> Required work
Please return the full listing below without altering anything.

> Data records
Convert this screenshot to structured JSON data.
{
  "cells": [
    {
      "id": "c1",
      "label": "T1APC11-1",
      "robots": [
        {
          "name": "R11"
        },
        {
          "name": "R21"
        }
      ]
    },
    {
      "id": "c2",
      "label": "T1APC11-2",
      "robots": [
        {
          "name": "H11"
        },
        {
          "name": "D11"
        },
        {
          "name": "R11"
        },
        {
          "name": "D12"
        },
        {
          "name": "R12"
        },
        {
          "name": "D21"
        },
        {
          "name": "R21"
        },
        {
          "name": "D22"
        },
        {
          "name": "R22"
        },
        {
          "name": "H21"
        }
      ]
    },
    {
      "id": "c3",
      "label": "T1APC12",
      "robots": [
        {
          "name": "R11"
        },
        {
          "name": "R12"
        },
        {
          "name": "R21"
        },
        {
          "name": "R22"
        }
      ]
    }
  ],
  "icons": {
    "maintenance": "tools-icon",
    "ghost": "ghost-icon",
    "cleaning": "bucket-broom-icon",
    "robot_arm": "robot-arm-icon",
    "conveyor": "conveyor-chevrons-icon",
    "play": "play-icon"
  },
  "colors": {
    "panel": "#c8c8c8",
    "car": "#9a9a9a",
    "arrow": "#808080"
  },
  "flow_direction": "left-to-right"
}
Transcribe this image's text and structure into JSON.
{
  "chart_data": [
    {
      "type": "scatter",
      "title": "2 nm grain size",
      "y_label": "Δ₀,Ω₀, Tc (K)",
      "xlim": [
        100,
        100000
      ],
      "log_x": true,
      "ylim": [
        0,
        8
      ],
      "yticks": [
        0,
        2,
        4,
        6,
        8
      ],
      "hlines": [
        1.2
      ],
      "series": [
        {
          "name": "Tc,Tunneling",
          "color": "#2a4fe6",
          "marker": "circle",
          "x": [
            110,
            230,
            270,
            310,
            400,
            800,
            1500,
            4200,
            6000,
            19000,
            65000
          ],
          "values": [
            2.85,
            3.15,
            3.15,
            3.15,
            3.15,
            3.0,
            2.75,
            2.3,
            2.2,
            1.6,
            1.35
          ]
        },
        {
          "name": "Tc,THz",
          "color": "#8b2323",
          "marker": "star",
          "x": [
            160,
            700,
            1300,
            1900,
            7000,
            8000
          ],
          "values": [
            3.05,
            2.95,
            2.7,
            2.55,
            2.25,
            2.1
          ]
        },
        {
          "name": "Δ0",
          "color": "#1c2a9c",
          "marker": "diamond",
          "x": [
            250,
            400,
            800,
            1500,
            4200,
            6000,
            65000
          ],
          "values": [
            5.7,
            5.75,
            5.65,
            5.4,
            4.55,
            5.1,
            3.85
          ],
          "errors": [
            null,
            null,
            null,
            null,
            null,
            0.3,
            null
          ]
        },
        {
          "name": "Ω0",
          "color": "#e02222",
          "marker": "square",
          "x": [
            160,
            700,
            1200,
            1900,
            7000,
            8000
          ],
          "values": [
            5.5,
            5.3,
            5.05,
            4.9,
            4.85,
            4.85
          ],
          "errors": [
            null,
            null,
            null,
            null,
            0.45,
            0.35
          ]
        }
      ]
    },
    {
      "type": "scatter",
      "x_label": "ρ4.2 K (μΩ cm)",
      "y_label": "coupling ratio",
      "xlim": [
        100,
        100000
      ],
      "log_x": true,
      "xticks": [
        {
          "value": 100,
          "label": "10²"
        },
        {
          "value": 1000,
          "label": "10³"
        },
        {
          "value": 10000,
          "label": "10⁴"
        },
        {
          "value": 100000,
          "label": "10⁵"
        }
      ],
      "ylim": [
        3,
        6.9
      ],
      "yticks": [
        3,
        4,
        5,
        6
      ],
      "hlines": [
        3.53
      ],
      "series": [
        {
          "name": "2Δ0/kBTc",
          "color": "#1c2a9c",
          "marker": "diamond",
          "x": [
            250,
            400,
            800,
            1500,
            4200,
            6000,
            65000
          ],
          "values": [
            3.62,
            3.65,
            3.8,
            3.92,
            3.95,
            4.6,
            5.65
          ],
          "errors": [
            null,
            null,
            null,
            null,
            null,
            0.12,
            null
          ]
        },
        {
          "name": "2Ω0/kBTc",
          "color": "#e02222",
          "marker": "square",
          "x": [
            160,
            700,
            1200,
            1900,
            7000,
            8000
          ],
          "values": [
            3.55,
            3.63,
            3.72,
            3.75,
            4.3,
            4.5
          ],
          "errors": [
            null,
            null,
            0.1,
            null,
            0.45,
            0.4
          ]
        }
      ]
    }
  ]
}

> Response to the task
Convert this screenshot to structured JSON data.
{
  "cells": [
    {
      "id": "c1",
      "label": "T1APC11-1",
      "robots": [
        {
          "name": "R11"
        },
        {
          "name": "R21"
        }
      ]
    },
    {
      "id": "c2",
      "label": "T1APC11-2",
      "robots": [
        {
          "name": "H11"
        },
        {
          "name": "D11"
        },
        {
          "name": "R11"
        },
        {
          "name": "D12"
        },
        {
          "name": "R12"
        },
        {
          "name": "D21"
        },
        {
          "name": "R21"
        },
        {
          "name": "D22"
        },
        {
          "name": "R22"
        },
        {
          "name": "H21"
        }
      ]
    },
    {
      "id": "c3",
      "label": "T1APC12",
      "robots": [
        {
          "name": "R11"
        },
        {
          "name": "R12"
        },
        {
          "name": "R21"
        },
        {
          "name": "R22"
        }
      ]
    }
  ],
  "icons": {
    "maintenance": "tools-icon",
    "ghost": "ghost-icon",
    "cleaning": "bucket-broom-icon",
    "robot_arm": "robot-arm-icon",
    "conveyor": "conveyor-chevrons-icon",
    "play": "play-icon"
  },
  "colors": {
    "panel": "#c8c8c8",
    "car": "#9a9a9a",
    "arrow": "#808080"
  },
  "flow_direction": "left-to-right"
}
Transcribe this image's text and structure into JSON.
{
  "chart_data": [
    {
      "type": "scatter",
      "title": "2 nm grain size",
      "y_label": "Δ₀,Ω₀, Tc (K)",
      "xlim": [
        100,
        100000
      ],
      "log_x": true,
      "ylim": [
        0,
        8
      ],
      "yticks": [
        0,
        2,
        4,
        6,
        8
      ],
      "hlines": [
        1.2
      ],
      "series": [
        {
          "name": "Tc,Tunneling",
          "color": "#2a4fe6",
          "marker": "circle",
          "x": [
            110,
            230,
            270,
            310,
            400,
            800,
            1500,
            4200,
            6000,
            19000,
            65000
          ],
          "values": [
            2.85,
            3.15,
            3.15,
            3.15,
            3.15,
            3.0,
            2.75,
            2.3,
            2.2,
            1.6,
            1.35
          ]
        },
        {
          "name": "Tc,THz",
          "color": "#8b2323",
          "marker": "star",
          "x": [
            160,
            700,
            1300,
            1900,
            7000,
            8000
          ],
          "values": [
            3.05,
            2.95,
            2.7,
            2.55,
            2.25,
            2.1
          ]
        },
        {
          "name": "Δ0",
          "color": "#1c2a9c",
          "marker": "diamond",
          "x": [
            250,
            400,
            800,
            1500,
            4200,
            6000,
            65000
          ],
          "values": [
            5.7,
            5.75,
            5.65,
            5.4,
            4.55,
            5.1,
            3.85
          ],
          "errors": [
            null,
            null,
            null,
            null,
            null,
            0.3,
            null
          ]
        },
        {
          "name": "Ω0",
          "color": "#e02222",
          "marker": "square",
          "x": [
            160,
            700,
            1200,
            1900,
            7000,
            8000
          ],
          "values": [
            5.5,
            5.3,
            5.05,
            4.9,
            4.85,
            4.85
          ],
          "errors": [
            null,
            null,
            null,
            null,
            0.45,
            0.35
          ]
        }
      ]
    },
    {
      "type": "scatter",
      "x_label": "ρ4.2 K (μΩ cm)",
      "y_label": "coupling ratio",
      "xlim": [
        100,
        100000
      ],
      "log_x": true,
      "xticks": [
        {
          "value": 100,
          "label": "10²"
        },
        {
          "value": 1000,
          "label": "10³"
        },
        {
          "value": 10000,
          "label": "10⁴"
        },
        {
          "value": 100000,
          "label": "10⁵"
        }
      ],
      "ylim": [
        3,
        6.9
      ],
      "yticks": [
        3,
        4,
        5,
        6
      ],
      "hlines": [
        3.53
      ],
      "series": [
        {
          "name": "2Δ0/kBTc",
          "color": "#1c2a9c",
          "marker": "diamond",
          "x": [
            250,
            400,
            800,
            1500,
            4200,
            6000,
            65000
          ],
          "values": [
            3.62,
            3.65,
            3.8,
            3.92,
            3.95,
            4.6,
            5.65
          ],
          "errors": [
            null,
            null,
            null,
            null,
            null,
            0.12,
            null
          ]
        },
        {
          "name": "2Ω0/kBTc",
          "color": "#e02222",
          "marker": "square",
          "x": [
            160,
            700,
            1200,
            1900,
            7000,
            8000
          ],
          "values": [
            3.55,
            3.63,
            3.72,
            3.75,
            4.3,
            4.5
          ],
          "errors": [
            null,
            null,
            0.1,
            null,
            0.45,
            0.4
          ]
        }
      ]
    }
  ]
}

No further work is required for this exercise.